▶ **INSTRUCTION**: Pull out all lines from the listing below in which the word "proton" appears.

▶ **TASK INPUT**:
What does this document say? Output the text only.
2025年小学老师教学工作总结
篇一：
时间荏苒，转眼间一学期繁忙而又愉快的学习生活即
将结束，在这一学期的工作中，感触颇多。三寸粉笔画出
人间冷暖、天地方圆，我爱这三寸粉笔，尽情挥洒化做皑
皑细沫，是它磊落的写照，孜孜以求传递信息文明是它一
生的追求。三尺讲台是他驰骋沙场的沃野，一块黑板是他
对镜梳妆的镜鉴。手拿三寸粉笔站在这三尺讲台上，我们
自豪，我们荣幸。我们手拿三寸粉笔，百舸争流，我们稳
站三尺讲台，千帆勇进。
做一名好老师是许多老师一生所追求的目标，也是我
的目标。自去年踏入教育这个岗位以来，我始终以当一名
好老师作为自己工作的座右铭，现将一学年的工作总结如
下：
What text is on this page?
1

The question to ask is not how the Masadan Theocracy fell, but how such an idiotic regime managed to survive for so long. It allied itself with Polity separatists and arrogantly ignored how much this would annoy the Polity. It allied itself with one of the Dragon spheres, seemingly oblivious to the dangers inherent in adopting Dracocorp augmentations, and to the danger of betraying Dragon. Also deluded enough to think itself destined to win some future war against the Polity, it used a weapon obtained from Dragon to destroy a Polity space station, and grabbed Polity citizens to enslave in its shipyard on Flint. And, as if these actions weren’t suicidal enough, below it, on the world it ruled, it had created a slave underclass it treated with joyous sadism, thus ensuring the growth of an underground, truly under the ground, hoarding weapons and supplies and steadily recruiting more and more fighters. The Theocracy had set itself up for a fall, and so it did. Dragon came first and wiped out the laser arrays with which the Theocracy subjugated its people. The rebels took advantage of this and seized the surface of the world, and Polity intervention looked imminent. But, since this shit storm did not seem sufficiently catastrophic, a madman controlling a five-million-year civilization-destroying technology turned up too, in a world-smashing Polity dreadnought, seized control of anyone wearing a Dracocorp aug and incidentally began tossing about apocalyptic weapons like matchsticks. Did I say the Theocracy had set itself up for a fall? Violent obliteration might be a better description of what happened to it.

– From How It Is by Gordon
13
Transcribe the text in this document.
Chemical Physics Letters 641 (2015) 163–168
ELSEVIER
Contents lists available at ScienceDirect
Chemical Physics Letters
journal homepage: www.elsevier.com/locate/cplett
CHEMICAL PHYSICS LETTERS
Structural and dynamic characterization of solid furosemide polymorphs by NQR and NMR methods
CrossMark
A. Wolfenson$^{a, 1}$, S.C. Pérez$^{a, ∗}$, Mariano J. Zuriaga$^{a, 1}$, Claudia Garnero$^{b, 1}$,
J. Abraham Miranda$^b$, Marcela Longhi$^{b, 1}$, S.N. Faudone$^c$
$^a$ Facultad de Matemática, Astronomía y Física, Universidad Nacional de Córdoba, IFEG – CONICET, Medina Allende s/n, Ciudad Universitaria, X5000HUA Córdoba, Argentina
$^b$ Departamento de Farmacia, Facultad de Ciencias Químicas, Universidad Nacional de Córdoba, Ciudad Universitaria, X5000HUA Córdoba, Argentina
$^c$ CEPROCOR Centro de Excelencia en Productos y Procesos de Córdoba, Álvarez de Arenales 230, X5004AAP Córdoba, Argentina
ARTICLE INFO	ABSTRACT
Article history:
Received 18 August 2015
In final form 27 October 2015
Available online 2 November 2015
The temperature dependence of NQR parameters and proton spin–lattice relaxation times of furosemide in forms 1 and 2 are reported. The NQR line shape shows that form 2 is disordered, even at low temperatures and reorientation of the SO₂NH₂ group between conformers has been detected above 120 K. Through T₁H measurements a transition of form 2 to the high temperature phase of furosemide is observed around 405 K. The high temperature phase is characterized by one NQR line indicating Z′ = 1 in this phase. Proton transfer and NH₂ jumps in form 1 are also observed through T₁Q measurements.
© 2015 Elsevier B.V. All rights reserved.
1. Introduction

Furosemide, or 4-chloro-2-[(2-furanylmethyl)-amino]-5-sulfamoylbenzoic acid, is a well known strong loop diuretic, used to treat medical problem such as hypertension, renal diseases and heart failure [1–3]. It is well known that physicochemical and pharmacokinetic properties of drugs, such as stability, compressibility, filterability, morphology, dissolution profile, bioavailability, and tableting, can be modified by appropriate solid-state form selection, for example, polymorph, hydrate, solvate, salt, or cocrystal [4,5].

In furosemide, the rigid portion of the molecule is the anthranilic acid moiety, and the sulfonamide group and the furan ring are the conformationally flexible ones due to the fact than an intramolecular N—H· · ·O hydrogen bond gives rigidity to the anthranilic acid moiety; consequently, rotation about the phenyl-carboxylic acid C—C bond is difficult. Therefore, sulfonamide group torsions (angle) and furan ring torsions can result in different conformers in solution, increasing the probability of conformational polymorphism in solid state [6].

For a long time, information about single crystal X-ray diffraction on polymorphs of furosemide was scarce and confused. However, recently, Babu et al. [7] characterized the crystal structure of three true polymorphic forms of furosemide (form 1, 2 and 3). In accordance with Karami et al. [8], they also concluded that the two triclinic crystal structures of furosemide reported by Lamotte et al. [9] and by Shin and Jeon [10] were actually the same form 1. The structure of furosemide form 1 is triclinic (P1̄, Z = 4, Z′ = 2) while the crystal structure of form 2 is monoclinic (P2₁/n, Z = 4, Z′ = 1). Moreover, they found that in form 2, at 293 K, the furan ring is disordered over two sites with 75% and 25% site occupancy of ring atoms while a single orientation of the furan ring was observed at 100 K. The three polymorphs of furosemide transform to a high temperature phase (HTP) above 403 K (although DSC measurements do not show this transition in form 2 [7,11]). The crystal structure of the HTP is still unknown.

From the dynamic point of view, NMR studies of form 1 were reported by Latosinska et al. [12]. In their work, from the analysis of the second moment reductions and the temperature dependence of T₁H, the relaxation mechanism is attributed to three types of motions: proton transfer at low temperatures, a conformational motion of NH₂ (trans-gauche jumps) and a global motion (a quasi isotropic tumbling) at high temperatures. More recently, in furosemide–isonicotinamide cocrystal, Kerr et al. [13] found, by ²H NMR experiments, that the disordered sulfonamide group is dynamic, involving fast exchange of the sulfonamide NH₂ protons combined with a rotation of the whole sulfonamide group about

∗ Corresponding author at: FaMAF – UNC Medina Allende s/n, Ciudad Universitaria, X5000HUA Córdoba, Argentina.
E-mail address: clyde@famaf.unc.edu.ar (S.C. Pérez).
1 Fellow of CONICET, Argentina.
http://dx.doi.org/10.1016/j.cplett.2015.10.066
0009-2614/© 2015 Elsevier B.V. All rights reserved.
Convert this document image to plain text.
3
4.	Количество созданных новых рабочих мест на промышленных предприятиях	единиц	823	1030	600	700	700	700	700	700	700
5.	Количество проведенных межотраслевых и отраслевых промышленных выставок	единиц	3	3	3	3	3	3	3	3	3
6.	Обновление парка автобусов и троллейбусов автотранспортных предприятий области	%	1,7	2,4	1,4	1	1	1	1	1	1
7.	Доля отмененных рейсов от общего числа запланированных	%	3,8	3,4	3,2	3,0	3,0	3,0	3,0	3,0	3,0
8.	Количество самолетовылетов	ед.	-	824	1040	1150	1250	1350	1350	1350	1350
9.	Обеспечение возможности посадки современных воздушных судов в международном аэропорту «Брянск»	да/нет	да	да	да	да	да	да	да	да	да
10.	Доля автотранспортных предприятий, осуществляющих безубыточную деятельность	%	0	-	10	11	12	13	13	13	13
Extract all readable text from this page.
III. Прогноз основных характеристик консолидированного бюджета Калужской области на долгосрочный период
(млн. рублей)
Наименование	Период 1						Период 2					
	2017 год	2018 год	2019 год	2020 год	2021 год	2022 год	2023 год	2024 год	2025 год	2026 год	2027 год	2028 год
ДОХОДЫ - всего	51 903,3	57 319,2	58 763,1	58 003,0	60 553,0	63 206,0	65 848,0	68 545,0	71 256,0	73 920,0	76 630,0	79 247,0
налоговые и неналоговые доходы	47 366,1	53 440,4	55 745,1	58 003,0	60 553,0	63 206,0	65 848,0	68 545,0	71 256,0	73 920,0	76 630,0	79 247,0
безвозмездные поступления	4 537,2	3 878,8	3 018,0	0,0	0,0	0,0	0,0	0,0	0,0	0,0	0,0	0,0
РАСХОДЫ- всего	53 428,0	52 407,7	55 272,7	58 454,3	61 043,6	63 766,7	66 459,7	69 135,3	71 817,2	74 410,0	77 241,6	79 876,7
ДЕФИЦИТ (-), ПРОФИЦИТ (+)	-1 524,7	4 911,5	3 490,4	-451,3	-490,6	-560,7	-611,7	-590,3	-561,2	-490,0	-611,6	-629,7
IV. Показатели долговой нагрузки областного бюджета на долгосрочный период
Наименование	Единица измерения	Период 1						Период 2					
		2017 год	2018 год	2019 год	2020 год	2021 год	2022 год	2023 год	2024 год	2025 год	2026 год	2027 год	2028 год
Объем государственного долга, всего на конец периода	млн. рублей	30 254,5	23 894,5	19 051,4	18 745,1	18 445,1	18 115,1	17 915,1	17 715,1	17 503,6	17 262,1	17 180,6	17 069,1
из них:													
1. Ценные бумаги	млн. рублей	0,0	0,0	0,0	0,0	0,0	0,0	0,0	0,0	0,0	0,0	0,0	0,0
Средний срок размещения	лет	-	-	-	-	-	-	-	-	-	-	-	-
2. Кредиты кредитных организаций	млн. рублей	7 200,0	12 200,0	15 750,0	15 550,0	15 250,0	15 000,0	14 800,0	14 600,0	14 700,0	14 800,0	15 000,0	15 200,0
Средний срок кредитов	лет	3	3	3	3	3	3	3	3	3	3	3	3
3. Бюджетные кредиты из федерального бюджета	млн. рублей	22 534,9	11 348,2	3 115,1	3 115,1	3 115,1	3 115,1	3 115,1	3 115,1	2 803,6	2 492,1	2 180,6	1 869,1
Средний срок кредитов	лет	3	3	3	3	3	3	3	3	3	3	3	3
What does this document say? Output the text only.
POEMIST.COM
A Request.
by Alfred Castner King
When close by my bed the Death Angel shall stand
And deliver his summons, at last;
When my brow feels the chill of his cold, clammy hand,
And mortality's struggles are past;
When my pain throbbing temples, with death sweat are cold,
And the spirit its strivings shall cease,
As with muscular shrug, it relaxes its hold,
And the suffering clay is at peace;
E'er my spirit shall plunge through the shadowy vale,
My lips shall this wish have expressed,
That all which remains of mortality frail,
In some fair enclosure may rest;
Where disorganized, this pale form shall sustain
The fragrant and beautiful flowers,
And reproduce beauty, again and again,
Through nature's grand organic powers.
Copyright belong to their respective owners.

▶ **FINAL ANSWER**:
The temperature dependence of NQR parameters and proton spin–lattice relaxation times of furosemide in forms 1 and 2 are reported. The NQR line shape shows that form 2 is disordered, even at low temperatures and reorientation of the SO₂NH₂ group between conformers has been detected above 120 K. Through T₁H measurements a transition of form 2 to the high temperature phase of furosemide is observed around 405 K. The high temperature phase is characterized by one NQR line indicating Z′ = 1 in this phase. Proton transfer and NH₂ jumps in form 1 are also observed through T₁Q measurements.
From the dynamic point of view, NMR studies of form 1 were reported by Latosinska et al. [12]. In their work, from the analysis of the second moment reductions and the temperature dependence of T₁H, the relaxation mechanism is attributed to three types of motions: proton transfer at low temperatures, a conformational motion of NH₂ (trans-gauche jumps) and a global motion (a quasi isotropic tumbling) at high temperatures. More recently, in furosemide–isonicotinamide cocrystal, Kerr et al. [13] found, by ²H NMR experiments, that the disordered sulfonamide group is dynamic, involving fast exchange of the sulfonamide NH₂ protons combined with a rotation of the whole sulfonamide group about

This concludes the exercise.